◆ Problem set:
- A) Using the Feller biography, answer these:
(i) Which team drafted Feller, and in which round?
(ii) Why was he nicknamed "Happy"?
(iii) How long was his school-record field goal against Oklahoma?
Mark your answers (i), (ii), (iii).
- B) Extract the passage of the Feller biography from "College career" to "a school record.", copying it word for word.

James Patrick "Happy" Feller (born June 13, 1949) is a former American football kicker in the National Football League. He was drafted by the Philadelphia Eagles in the fourth round of the 1971 NFL Draft and played for one season for the team. He played for two seasons with the New Orleans Saints. He played college football at Texas.

Early years
Feller was nicknamed "Happy" because he smiled often as a child.

College career
Feller played college football for the Texas Longhorns. He beat out Rob Layne, who started in 1967, for the starting kicker job before the start of the 1968 season. In 1968, Feller went 8-of-16 for field goals and 30-of-32 for extra point attempts. He made a 53-yarder against Oklahoma, a school record.

In the season-opener in 1969 against the California Golden Bears, Feller kicked a 32-yard field goal in the third quarter and went two-for-two for extra point attempts. In week two against Texas Tech, he converted all seven extra points. He went seven-for-seven for extra point attempts on October 4 against Navy. In the Red River Shootout against Oklahoma on October 11, Feller kicked two field goals of 27 and 21 yards and converted all three extra point attempts as the Longhorns beat the Sooners 27–17. He had a 24-yard field goal and converted all four extra point attempts against Rice on October 25. Feller made a 32-yard field goal and converted all six extra point attempts against SMU on November 1. Against Baylor on November 8, he made all five extra point attempts. He went five-for-six on extra point attempts against TCU on November 15. Against the Texas A&M Aggies on November 27, Feller made a 43-yard field goal and converted four-of-seven extra point attempts. He converted on his only extra point attempt to give the Longhorns the win in the "Game of the Century" against Arkansas on December 6. In the Cotton Bowl Classic against Notre Dame on January 1, Feller went three-for-three for extra point attempts.

◆ Stored data:
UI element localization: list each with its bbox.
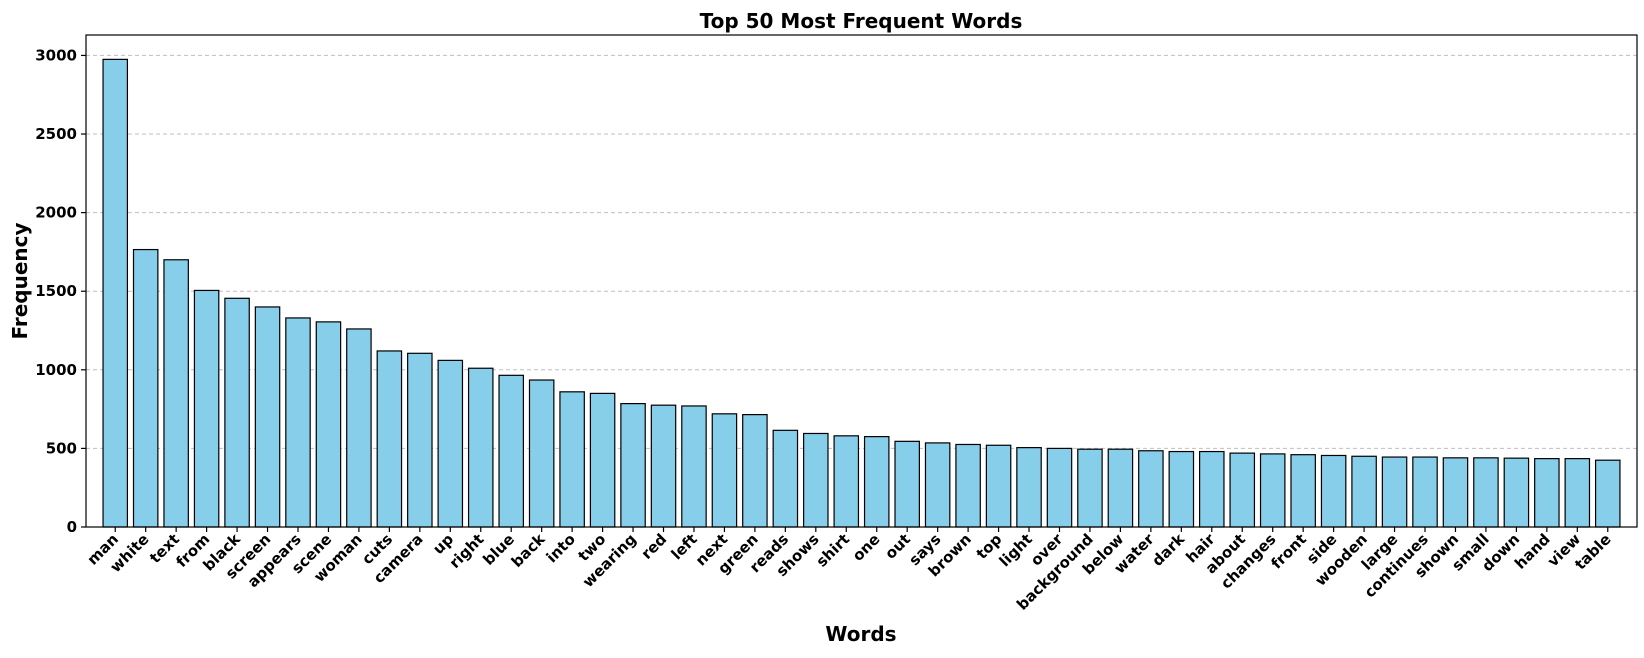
bar-cuts bbox=[376, 350, 403, 528]
bar-into bbox=[559, 391, 585, 528]
y-tick-label: 1000 bbox=[35, 361, 77, 379]
bar-camera bbox=[407, 352, 433, 528]
bar-water bbox=[1138, 450, 1164, 528]
bar-black bbox=[224, 297, 250, 528]
x-tick-label: front bbox=[1268, 530, 1310, 572]
bar-wearing bbox=[620, 403, 646, 528]
bar-two bbox=[589, 392, 616, 528]
bar-left bbox=[681, 405, 707, 528]
x-tick-label: hand bbox=[1511, 530, 1554, 573]
bar-about bbox=[1229, 452, 1256, 528]
y-axis-ticks: 0 500 1000 1500 2000 2500 3000 bbox=[35, 46, 86, 536]
bar-appears bbox=[285, 317, 311, 528]
y-tick-label: 2500 bbox=[35, 125, 77, 143]
bar-down bbox=[1503, 457, 1530, 528]
bar-top bbox=[985, 444, 1012, 528]
bar-dark bbox=[1168, 450, 1195, 528]
bar-hand bbox=[1534, 458, 1560, 528]
x-tick-label: dark bbox=[1148, 529, 1188, 569]
bar-large bbox=[1381, 456, 1408, 528]
bar-small bbox=[1473, 457, 1499, 528]
bar-table bbox=[1594, 459, 1621, 528]
bar-up bbox=[437, 359, 464, 528]
chart-title: Top 50 Most Frequent Words bbox=[700, 9, 1023, 33]
bar-front bbox=[1290, 454, 1316, 528]
bar-background bbox=[1077, 448, 1103, 528]
y-tick-label: 500 bbox=[46, 439, 77, 457]
bar-wooden bbox=[1351, 455, 1377, 528]
bar-next bbox=[711, 413, 738, 528]
x-tick-label: red bbox=[638, 530, 671, 563]
bar-reads bbox=[772, 429, 799, 528]
x-tick-label: light bbox=[996, 530, 1036, 570]
bar-red bbox=[650, 404, 677, 528]
bar-out bbox=[894, 440, 920, 528]
bar-blue bbox=[498, 374, 524, 528]
bar-brown bbox=[955, 443, 981, 528]
bar-changes bbox=[1259, 453, 1286, 528]
plot-frame bbox=[85, 34, 1638, 528]
bar-scene bbox=[315, 321, 342, 528]
bar-over bbox=[1046, 447, 1073, 528]
y-tick-label: 0 bbox=[67, 518, 77, 536]
bar-screen bbox=[254, 306, 281, 528]
bar-side bbox=[1320, 454, 1347, 528]
y-tick-label: 2000 bbox=[35, 204, 77, 222]
bar-light bbox=[1016, 447, 1042, 528]
bar-green bbox=[742, 414, 768, 528]
x-tick-label: right bbox=[446, 530, 488, 572]
bar-says bbox=[924, 442, 951, 528]
y-tick-label: 3000 bbox=[35, 46, 77, 64]
x-tick-label: into bbox=[543, 530, 579, 566]
bar-text bbox=[163, 259, 189, 528]
bar-back bbox=[528, 379, 555, 528]
bar-from bbox=[193, 289, 220, 528]
bar-view bbox=[1564, 458, 1591, 528]
bar-man bbox=[102, 58, 129, 528]
x-axis-label: Words bbox=[825, 622, 896, 646]
x-tick-label: shirt bbox=[813, 530, 854, 571]
bar-one bbox=[863, 436, 890, 528]
bar-shirt bbox=[833, 435, 860, 528]
x-tick-label: one bbox=[849, 530, 884, 565]
bar-shown bbox=[1442, 457, 1469, 528]
bar-continues bbox=[1412, 456, 1438, 528]
y-axis-label: Frequency bbox=[8, 222, 32, 339]
bar-hair bbox=[1199, 450, 1225, 528]
bar-white bbox=[132, 248, 159, 528]
x-tick-label: back bbox=[508, 529, 550, 571]
y-tick-label: 1500 bbox=[35, 282, 77, 300]
bar-shows bbox=[803, 432, 829, 528]
bar-below bbox=[1107, 448, 1134, 528]
bars bbox=[102, 58, 1621, 528]
x-axis-ticks: manwhitetextfromblackscreenappearsscenew… bbox=[84, 527, 1615, 614]
bar-woman bbox=[346, 328, 372, 528]
bar-right bbox=[467, 367, 494, 528]
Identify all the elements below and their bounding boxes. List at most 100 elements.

◆ Correct answers:
- A)
(i) The Philadelphia Eagles, in the fourth round of the 1971 NFL Draft.
(ii) He smiled often as a child.
(iii) 53 yards.

- B)
College career
Feller played college football for the Texas Longhorns. He beat out Rob Layne, who started in 1967, for the starting kicker job before the start of the 1968 season. In 1968, Feller went 8-of-16 for field goals and 30-of-32 for extra point attempts. He made a 53-yarder against Oklahoma, a school record.